#### OBJECTIVE:
Print all the entries verbatim.

[start]

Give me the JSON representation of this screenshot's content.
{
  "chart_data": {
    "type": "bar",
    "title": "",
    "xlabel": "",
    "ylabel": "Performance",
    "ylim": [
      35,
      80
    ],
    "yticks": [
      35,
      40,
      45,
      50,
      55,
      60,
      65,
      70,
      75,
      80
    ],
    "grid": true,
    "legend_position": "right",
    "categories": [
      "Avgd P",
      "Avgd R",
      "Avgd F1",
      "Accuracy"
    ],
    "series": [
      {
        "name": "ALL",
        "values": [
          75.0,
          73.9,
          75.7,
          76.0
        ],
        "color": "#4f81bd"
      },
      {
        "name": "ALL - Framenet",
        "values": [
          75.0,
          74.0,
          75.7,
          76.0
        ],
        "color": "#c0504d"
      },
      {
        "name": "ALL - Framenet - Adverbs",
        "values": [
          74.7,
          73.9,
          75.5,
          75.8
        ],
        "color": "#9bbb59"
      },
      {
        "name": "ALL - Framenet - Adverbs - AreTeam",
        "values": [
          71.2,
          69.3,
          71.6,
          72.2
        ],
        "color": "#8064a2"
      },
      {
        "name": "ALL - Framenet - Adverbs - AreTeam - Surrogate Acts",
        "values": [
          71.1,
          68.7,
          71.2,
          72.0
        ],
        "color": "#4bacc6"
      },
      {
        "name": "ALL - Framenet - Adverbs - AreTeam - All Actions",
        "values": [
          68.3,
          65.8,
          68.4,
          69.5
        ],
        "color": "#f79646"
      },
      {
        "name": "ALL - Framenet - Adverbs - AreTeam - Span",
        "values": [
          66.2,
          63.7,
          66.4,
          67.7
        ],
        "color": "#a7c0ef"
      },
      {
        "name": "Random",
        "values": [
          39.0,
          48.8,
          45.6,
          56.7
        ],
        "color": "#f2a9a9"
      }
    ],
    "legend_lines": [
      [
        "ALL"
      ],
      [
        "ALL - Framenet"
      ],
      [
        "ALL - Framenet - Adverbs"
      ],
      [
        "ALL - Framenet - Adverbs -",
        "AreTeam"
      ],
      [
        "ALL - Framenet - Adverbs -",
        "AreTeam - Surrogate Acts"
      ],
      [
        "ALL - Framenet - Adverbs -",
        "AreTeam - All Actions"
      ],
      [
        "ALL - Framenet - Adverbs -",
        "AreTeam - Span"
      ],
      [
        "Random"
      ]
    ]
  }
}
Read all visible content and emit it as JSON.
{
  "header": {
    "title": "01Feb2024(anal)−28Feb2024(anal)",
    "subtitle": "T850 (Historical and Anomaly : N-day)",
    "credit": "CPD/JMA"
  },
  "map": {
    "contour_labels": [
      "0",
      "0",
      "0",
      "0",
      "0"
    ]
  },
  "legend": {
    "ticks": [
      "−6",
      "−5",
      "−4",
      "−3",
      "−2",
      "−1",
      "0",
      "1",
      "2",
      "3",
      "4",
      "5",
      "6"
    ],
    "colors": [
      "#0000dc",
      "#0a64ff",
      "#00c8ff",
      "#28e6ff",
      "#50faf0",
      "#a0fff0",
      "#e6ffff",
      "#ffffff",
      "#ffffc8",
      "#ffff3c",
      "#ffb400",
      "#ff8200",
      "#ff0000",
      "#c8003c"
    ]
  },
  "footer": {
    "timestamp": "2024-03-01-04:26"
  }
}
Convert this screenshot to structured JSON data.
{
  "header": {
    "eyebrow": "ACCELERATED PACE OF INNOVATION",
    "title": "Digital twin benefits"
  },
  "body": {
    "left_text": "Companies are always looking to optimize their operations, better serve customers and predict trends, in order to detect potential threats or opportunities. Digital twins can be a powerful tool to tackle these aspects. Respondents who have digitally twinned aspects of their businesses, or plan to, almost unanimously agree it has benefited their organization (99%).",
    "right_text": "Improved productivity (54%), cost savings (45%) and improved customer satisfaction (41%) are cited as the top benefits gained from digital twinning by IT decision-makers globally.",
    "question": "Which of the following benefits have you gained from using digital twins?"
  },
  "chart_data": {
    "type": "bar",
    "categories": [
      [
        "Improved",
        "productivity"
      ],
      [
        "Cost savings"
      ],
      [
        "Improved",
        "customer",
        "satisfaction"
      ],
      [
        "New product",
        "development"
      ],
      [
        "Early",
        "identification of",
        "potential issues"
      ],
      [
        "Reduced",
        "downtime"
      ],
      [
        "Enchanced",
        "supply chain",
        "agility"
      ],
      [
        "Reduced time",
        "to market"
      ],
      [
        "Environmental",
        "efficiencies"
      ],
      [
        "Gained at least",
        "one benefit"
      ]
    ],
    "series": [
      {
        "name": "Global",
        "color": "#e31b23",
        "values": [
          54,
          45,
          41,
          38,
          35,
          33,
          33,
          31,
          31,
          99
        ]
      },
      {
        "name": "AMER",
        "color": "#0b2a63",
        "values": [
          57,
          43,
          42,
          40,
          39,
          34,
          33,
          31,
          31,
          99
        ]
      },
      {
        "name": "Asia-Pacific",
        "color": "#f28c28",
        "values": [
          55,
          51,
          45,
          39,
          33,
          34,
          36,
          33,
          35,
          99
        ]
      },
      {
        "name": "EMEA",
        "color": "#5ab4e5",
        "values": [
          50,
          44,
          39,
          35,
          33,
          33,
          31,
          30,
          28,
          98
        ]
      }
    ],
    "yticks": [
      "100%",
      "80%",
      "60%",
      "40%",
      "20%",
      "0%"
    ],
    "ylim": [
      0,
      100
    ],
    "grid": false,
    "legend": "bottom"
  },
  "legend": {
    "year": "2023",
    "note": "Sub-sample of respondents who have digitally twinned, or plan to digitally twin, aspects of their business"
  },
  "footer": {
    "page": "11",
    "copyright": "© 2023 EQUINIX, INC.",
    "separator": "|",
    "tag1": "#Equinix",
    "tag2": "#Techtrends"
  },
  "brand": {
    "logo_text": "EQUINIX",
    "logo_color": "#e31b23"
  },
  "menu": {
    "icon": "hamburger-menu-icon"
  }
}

[end]

#### RESPONSE BELOW:
Give me the JSON representation of this screenshot's content.
{
  "chart_data": {
    "type": "bar",
    "title": "",
    "xlabel": "",
    "ylabel": "Performance",
    "ylim": [
      35,
      80
    ],
    "yticks": [
      35,
      40,
      45,
      50,
      55,
      60,
      65,
      70,
      75,
      80
    ],
    "grid": true,
    "legend_position": "right",
    "categories": [
      "Avgd P",
      "Avgd R",
      "Avgd F1",
      "Accuracy"
    ],
    "series": [
      {
        "name": "ALL",
        "values": [
          75.0,
          73.9,
          75.7,
          76.0
        ],
        "color": "#4f81bd"
      },
      {
        "name": "ALL - Framenet",
        "values": [
          75.0,
          74.0,
          75.7,
          76.0
        ],
        "color": "#c0504d"
      },
      {
        "name": "ALL - Framenet - Adverbs",
        "values": [
          74.7,
          73.9,
          75.5,
          75.8
        ],
        "color": "#9bbb59"
      },
      {
        "name": "ALL - Framenet - Adverbs - AreTeam",
        "values": [
          71.2,
          69.3,
          71.6,
          72.2
        ],
        "color": "#8064a2"
      },
      {
        "name": "ALL - Framenet - Adverbs - AreTeam - Surrogate Acts",
        "values": [
          71.1,
          68.7,
          71.2,
          72.0
        ],
        "color": "#4bacc6"
      },
      {
        "name": "ALL - Framenet - Adverbs - AreTeam - All Actions",
        "values": [
          68.3,
          65.8,
          68.4,
          69.5
        ],
        "color": "#f79646"
      },
      {
        "name": "ALL - Framenet - Adverbs - AreTeam - Span",
        "values": [
          66.2,
          63.7,
          66.4,
          67.7
        ],
        "color": "#a7c0ef"
      },
      {
        "name": "Random",
        "values": [
          39.0,
          48.8,
          45.6,
          56.7
        ],
        "color": "#f2a9a9"
      }
    ],
    "legend_lines": [
      [
        "ALL"
      ],
      [
        "ALL - Framenet"
      ],
      [
        "ALL - Framenet - Adverbs"
      ],
      [
        "ALL - Framenet - Adverbs -",
        "AreTeam"
      ],
      [
        "ALL - Framenet - Adverbs -",
        "AreTeam - Surrogate Acts"
      ],
      [
        "ALL - Framenet - Adverbs -",
        "AreTeam - All Actions"
      ],
      [
        "ALL - Framenet - Adverbs -",
        "AreTeam - Span"
      ],
      [
        "Random"
      ]
    ]
  }
}
Read all visible content and emit it as JSON.
{
  "header": {
    "title": "01Feb2024(anal)−28Feb2024(anal)",
    "subtitle": "T850 (Historical and Anomaly : N-day)",
    "credit": "CPD/JMA"
  },
  "map": {
    "contour_labels": [
      "0",
      "0",
      "0",
      "0",
      "0"
    ]
  },
  "legend": {
    "ticks": [
      "−6",
      "−5",
      "−4",
      "−3",
      "−2",
      "−1",
      "0",
      "1",
      "2",
      "3",
      "4",
      "5",
      "6"
    ],
    "colors": [
      "#0000dc",
      "#0a64ff",
      "#00c8ff",
      "#28e6ff",
      "#50faf0",
      "#a0fff0",
      "#e6ffff",
      "#ffffff",
      "#ffffc8",
      "#ffff3c",
      "#ffb400",
      "#ff8200",
      "#ff0000",
      "#c8003c"
    ]
  },
  "footer": {
    "timestamp": "2024-03-01-04:26"
  }
}
Convert this screenshot to structured JSON data.
{
  "header": {
    "eyebrow": "ACCELERATED PACE OF INNOVATION",
    "title": "Digital twin benefits"
  },
  "body": {
    "left_text": "Companies are always looking to optimize their operations, better serve customers and predict trends, in order to detect potential threats or opportunities. Digital twins can be a powerful tool to tackle these aspects. Respondents who have digitally twinned aspects of their businesses, or plan to, almost unanimously agree it has benefited their organization (99%).",
    "right_text": "Improved productivity (54%), cost savings (45%) and improved customer satisfaction (41%) are cited as the top benefits gained from digital twinning by IT decision-makers globally.",
    "question": "Which of the following benefits have you gained from using digital twins?"
  },
  "chart_data": {
    "type": "bar",
    "categories": [
      [
        "Improved",
        "productivity"
      ],
      [
        "Cost savings"
      ],
      [
        "Improved",
        "customer",
        "satisfaction"
      ],
      [
        "New product",
        "development"
      ],
      [
        "Early",
        "identification of",
        "potential issues"
      ],
      [
        "Reduced",
        "downtime"
      ],
      [
        "Enchanced",
        "supply chain",
        "agility"
      ],
      [
        "Reduced time",
        "to market"
      ],
      [
        "Environmental",
        "efficiencies"
      ],
      [
        "Gained at least",
        "one benefit"
      ]
    ],
    "series": [
      {
        "name": "Global",
        "color": "#e31b23",
        "values": [
          54,
          45,
          41,
          38,
          35,
          33,
          33,
          31,
          31,
          99
        ]
      },
      {
        "name": "AMER",
        "color": "#0b2a63",
        "values": [
          57,
          43,
          42,
          40,
          39,
          34,
          33,
          31,
          31,
          99
        ]
      },
      {
        "name": "Asia-Pacific",
        "color": "#f28c28",
        "values": [
          55,
          51,
          45,
          39,
          33,
          34,
          36,
          33,
          35,
          99
        ]
      },
      {
        "name": "EMEA",
        "color": "#5ab4e5",
        "values": [
          50,
          44,
          39,
          35,
          33,
          33,
          31,
          30,
          28,
          98
        ]
      }
    ],
    "yticks": [
      "100%",
      "80%",
      "60%",
      "40%",
      "20%",
      "0%"
    ],
    "ylim": [
      0,
      100
    ],
    "grid": false,
    "legend": "bottom"
  },
  "legend": {
    "year": "2023",
    "note": "Sub-sample of respondents who have digitally twinned, or plan to digitally twin, aspects of their business"
  },
  "footer": {
    "page": "11",
    "copyright": "© 2023 EQUINIX, INC.",
    "separator": "|",
    "tag1": "#Equinix",
    "tag2": "#Techtrends"
  },
  "brand": {
    "logo_text": "EQUINIX",
    "logo_color": "#e31b23"
  },
  "menu": {
    "icon": "hamburger-menu-icon"
  }
}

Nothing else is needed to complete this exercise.